Written exercise -> Copy the lines below, changing every "research staff" to "academic staff" and leaving the rest untouched.

───

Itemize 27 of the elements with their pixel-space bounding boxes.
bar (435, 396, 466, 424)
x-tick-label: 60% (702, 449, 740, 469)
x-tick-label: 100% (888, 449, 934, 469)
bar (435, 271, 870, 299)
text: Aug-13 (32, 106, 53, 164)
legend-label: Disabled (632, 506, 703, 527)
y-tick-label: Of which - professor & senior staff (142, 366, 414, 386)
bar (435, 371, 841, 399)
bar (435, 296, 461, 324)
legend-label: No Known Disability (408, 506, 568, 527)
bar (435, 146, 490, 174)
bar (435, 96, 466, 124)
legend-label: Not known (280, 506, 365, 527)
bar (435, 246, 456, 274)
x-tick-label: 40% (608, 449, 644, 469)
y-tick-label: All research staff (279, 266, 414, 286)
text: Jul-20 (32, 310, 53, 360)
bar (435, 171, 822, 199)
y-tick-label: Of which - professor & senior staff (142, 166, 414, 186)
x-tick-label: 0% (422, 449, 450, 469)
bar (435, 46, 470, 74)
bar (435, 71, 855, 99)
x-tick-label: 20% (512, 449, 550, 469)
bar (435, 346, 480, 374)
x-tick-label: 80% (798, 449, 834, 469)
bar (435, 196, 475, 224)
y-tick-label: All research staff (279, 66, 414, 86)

───

Task result ->
Itemize 27 of the elements with their pixel-space bounding boxes.
bar (435, 396, 466, 424)
x-tick-label: 60% (702, 449, 740, 469)
x-tick-label: 100% (888, 449, 934, 469)
bar (435, 271, 870, 299)
text: Aug-13 (32, 106, 53, 164)
legend-label: Disabled (632, 506, 703, 527)
y-tick-label: Of which - professor & senior staff (142, 366, 414, 386)
bar (435, 371, 841, 399)
bar (435, 296, 461, 324)
legend-label: No Known Disability (408, 506, 568, 527)
bar (435, 146, 490, 174)
bar (435, 96, 466, 124)
legend-label: Not known (280, 506, 365, 527)
bar (435, 246, 456, 274)
x-tick-label: 40% (608, 449, 644, 469)
y-tick-label: All academic staff (279, 266, 414, 286)
text: Jul-20 (32, 310, 53, 360)
bar (435, 171, 822, 199)
y-tick-label: Of which - professor & senior staff (142, 166, 414, 186)
x-tick-label: 0% (422, 449, 450, 469)
bar (435, 46, 470, 74)
bar (435, 71, 855, 99)
x-tick-label: 20% (512, 449, 550, 469)
bar (435, 346, 480, 374)
x-tick-label: 80% (798, 449, 834, 469)
bar (435, 196, 475, 224)
y-tick-label: All academic staff (279, 66, 414, 86)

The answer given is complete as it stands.